**Given request:** Give back the entire listing verbatim.
-- Available data start --
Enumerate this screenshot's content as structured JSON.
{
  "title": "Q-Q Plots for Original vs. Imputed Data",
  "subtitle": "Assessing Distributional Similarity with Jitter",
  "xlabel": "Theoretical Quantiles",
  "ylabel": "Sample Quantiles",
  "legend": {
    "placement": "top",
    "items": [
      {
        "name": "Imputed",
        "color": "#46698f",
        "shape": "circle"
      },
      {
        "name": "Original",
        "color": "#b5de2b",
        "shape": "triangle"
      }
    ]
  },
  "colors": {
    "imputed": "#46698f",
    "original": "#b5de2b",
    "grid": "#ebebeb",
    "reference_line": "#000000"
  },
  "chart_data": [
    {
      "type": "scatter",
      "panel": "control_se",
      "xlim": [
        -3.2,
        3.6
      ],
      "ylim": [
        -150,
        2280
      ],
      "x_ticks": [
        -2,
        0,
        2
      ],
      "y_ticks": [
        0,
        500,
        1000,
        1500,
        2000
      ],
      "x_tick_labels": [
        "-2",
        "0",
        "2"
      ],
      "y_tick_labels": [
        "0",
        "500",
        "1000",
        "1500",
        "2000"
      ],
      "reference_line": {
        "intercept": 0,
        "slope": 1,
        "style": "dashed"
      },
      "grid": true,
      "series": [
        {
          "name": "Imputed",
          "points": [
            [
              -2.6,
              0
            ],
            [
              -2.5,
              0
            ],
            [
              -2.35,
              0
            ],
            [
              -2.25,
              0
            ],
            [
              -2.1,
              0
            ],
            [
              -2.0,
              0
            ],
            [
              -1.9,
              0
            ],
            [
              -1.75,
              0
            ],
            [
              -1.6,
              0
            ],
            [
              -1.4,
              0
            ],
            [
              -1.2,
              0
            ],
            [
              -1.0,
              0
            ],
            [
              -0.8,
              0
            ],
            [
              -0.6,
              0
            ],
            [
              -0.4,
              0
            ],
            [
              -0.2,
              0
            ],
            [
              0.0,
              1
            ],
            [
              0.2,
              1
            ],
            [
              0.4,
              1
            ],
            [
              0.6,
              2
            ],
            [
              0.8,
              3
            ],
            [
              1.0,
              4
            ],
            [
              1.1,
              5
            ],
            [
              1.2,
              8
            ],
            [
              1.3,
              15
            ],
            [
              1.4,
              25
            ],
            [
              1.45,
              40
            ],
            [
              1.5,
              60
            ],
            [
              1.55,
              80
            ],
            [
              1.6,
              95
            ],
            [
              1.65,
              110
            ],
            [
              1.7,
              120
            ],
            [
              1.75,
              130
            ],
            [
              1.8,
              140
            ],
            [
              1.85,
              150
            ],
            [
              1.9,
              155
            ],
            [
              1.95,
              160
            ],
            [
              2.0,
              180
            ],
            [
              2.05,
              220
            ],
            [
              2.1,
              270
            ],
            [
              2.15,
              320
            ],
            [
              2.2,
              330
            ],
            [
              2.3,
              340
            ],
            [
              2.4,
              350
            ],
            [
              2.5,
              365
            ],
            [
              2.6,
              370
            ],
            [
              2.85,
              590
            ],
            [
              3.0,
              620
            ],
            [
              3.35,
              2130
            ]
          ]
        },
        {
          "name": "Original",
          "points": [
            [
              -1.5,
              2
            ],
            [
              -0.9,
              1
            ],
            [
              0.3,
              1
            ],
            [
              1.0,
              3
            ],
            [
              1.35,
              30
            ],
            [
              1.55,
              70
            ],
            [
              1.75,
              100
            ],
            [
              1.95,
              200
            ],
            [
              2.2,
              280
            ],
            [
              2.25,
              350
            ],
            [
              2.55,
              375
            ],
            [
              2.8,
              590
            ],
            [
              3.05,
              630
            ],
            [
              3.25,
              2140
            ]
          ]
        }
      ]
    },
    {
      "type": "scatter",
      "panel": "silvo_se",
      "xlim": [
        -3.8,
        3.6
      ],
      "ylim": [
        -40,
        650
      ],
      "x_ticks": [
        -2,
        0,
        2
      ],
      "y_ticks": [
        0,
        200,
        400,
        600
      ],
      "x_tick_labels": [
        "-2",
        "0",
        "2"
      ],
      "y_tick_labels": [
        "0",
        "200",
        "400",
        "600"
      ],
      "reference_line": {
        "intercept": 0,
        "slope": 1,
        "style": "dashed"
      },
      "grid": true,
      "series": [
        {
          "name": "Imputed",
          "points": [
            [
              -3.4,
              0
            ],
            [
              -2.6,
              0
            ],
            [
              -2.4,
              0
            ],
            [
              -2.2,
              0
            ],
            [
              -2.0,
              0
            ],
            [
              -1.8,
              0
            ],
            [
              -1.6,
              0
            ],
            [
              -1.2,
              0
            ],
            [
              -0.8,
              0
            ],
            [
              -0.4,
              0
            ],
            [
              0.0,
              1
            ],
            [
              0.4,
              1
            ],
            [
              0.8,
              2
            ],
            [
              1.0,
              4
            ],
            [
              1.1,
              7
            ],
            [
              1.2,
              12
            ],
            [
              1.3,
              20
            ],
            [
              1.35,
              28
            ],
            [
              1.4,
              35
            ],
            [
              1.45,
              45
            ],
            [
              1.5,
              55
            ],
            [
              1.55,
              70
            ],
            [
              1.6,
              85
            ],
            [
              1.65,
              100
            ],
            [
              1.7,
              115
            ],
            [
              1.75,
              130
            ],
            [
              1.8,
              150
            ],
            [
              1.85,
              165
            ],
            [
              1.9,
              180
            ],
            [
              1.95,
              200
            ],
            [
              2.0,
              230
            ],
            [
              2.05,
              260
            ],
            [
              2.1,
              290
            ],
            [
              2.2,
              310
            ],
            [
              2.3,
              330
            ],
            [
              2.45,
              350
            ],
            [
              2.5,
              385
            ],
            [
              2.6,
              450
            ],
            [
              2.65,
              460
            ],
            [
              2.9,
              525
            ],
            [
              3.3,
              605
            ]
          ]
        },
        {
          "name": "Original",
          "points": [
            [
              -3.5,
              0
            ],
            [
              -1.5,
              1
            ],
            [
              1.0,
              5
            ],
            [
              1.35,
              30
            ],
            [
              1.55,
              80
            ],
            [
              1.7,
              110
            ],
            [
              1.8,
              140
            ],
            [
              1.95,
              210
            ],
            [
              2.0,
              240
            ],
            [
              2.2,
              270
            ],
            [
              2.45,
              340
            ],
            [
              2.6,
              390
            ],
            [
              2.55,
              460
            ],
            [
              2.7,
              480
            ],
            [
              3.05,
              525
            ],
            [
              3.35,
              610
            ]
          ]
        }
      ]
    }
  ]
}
-- Available data end --
**Solution to this problem:**
Enumerate this screenshot's content as structured JSON.
{
  "title": "Q-Q Plots for Original vs. Imputed Data",
  "subtitle": "Assessing Distributional Similarity with Jitter",
  "xlabel": "Theoretical Quantiles",
  "ylabel": "Sample Quantiles",
  "legend": {
    "placement": "top",
    "items": [
      {
        "name": "Imputed",
        "color": "#46698f",
        "shape": "circle"
      },
      {
        "name": "Original",
        "color": "#b5de2b",
        "shape": "triangle"
      }
    ]
  },
  "colors": {
    "imputed": "#46698f",
    "original": "#b5de2b",
    "grid": "#ebebeb",
    "reference_line": "#000000"
  },
  "chart_data": [
    {
      "type": "scatter",
      "panel": "control_se",
      "xlim": [
        -3.2,
        3.6
      ],
      "ylim": [
        -150,
        2280
      ],
      "x_ticks": [
        -2,
        0,
        2
      ],
      "y_ticks": [
        0,
        500,
        1000,
        1500,
        2000
      ],
      "x_tick_labels": [
        "-2",
        "0",
        "2"
      ],
      "y_tick_labels": [
        "0",
        "500",
        "1000",
        "1500",
        "2000"
      ],
      "reference_line": {
        "intercept": 0,
        "slope": 1,
        "style": "dashed"
      },
      "grid": true,
      "series": [
        {
          "name": "Imputed",
          "points": [
            [
              -2.6,
              0
            ],
            [
              -2.5,
              0
            ],
            [
              -2.35,
              0
            ],
            [
              -2.25,
              0
            ],
            [
              -2.1,
              0
            ],
            [
              -2.0,
              0
            ],
            [
              -1.9,
              0
            ],
            [
              -1.75,
              0
            ],
            [
              -1.6,
              0
            ],
            [
              -1.4,
              0
            ],
            [
              -1.2,
              0
            ],
            [
              -1.0,
              0
            ],
            [
              -0.8,
              0
            ],
            [
              -0.6,
              0
            ],
            [
              -0.4,
              0
            ],
            [
              -0.2,
              0
            ],
            [
              0.0,
              1
            ],
            [
              0.2,
              1
            ],
            [
              0.4,
              1
            ],
            [
              0.6,
              2
            ],
            [
              0.8,
              3
            ],
            [
              1.0,
              4
            ],
            [
              1.1,
              5
            ],
            [
              1.2,
              8
            ],
            [
              1.3,
              15
            ],
            [
              1.4,
              25
            ],
            [
              1.45,
              40
            ],
            [
              1.5,
              60
            ],
            [
              1.55,
              80
            ],
            [
              1.6,
              95
            ],
            [
              1.65,
              110
            ],
            [
              1.7,
              120
            ],
            [
              1.75,
              130
            ],
            [
              1.8,
              140
            ],
            [
              1.85,
              150
            ],
            [
              1.9,
              155
            ],
            [
              1.95,
              160
            ],
            [
              2.0,
              180
            ],
            [
              2.05,
              220
            ],
            [
              2.1,
              270
            ],
            [
              2.15,
              320
            ],
            [
              2.2,
              330
            ],
            [
              2.3,
              340
            ],
            [
              2.4,
              350
            ],
            [
              2.5,
              365
            ],
            [
              2.6,
              370
            ],
            [
              2.85,
              590
            ],
            [
              3.0,
              620
            ],
            [
              3.35,
              2130
            ]
          ]
        },
        {
          "name": "Original",
          "points": [
            [
              -1.5,
              2
            ],
            [
              -0.9,
              1
            ],
            [
              0.3,
              1
            ],
            [
              1.0,
              3
            ],
            [
              1.35,
              30
            ],
            [
              1.55,
              70
            ],
            [
              1.75,
              100
            ],
            [
              1.95,
              200
            ],
            [
              2.2,
              280
            ],
            [
              2.25,
              350
            ],
            [
              2.55,
              375
            ],
            [
              2.8,
              590
            ],
            [
              3.05,
              630
            ],
            [
              3.25,
              2140
            ]
          ]
        }
      ]
    },
    {
      "type": "scatter",
      "panel": "silvo_se",
      "xlim": [
        -3.8,
        3.6
      ],
      "ylim": [
        -40,
        650
      ],
      "x_ticks": [
        -2,
        0,
        2
      ],
      "y_ticks": [
        0,
        200,
        400,
        600
      ],
      "x_tick_labels": [
        "-2",
        "0",
        "2"
      ],
      "y_tick_labels": [
        "0",
        "200",
        "400",
        "600"
      ],
      "reference_line": {
        "intercept": 0,
        "slope": 1,
        "style": "dashed"
      },
      "grid": true,
      "series": [
        {
          "name": "Imputed",
          "points": [
            [
              -3.4,
              0
            ],
            [
              -2.6,
              0
            ],
            [
              -2.4,
              0
            ],
            [
              -2.2,
              0
            ],
            [
              -2.0,
              0
            ],
            [
              -1.8,
              0
            ],
            [
              -1.6,
              0
            ],
            [
              -1.2,
              0
            ],
            [
              -0.8,
              0
            ],
            [
              -0.4,
              0
            ],
            [
              0.0,
              1
            ],
            [
              0.4,
              1
            ],
            [
              0.8,
              2
            ],
            [
              1.0,
              4
            ],
            [
              1.1,
              7
            ],
            [
              1.2,
              12
            ],
            [
              1.3,
              20
            ],
            [
              1.35,
              28
            ],
            [
              1.4,
              35
            ],
            [
              1.45,
              45
            ],
            [
              1.5,
              55
            ],
            [
              1.55,
              70
            ],
            [
              1.6,
              85
            ],
            [
              1.65,
              100
            ],
            [
              1.7,
              115
            ],
            [
              1.75,
              130
            ],
            [
              1.8,
              150
            ],
            [
              1.85,
              165
            ],
            [
              1.9,
              180
            ],
            [
              1.95,
              200
            ],
            [
              2.0,
              230
            ],
            [
              2.05,
              260
            ],
            [
              2.1,
              290
            ],
            [
              2.2,
              310
            ],
            [
              2.3,
              330
            ],
            [
              2.45,
              350
            ],
            [
              2.5,
              385
            ],
            [
              2.6,
              450
            ],
            [
              2.65,
              460
            ],
            [
              2.9,
              525
            ],
            [
              3.3,
              605
            ]
          ]
        },
        {
          "name": "Original",
          "points": [
            [
              -3.5,
              0
            ],
            [
              -1.5,
              1
            ],
            [
              1.0,
              5
            ],
            [
              1.35,
              30
            ],
            [
              1.55,
              80
            ],
            [
              1.7,
              110
            ],
            [
              1.8,
              140
            ],
            [
              1.95,
              210
            ],
            [
              2.0,
              240
            ],
            [
              2.2,
              270
            ],
            [
              2.45,
              340
            ],
            [
              2.6,
              390
            ],
            [
              2.55,
              460
            ],
            [
              2.7,
              480
            ],
            [
              3.05,
              525
            ],
            [
              3.35,
              610
            ]
          ]
        }
      ]
    }
  ]
}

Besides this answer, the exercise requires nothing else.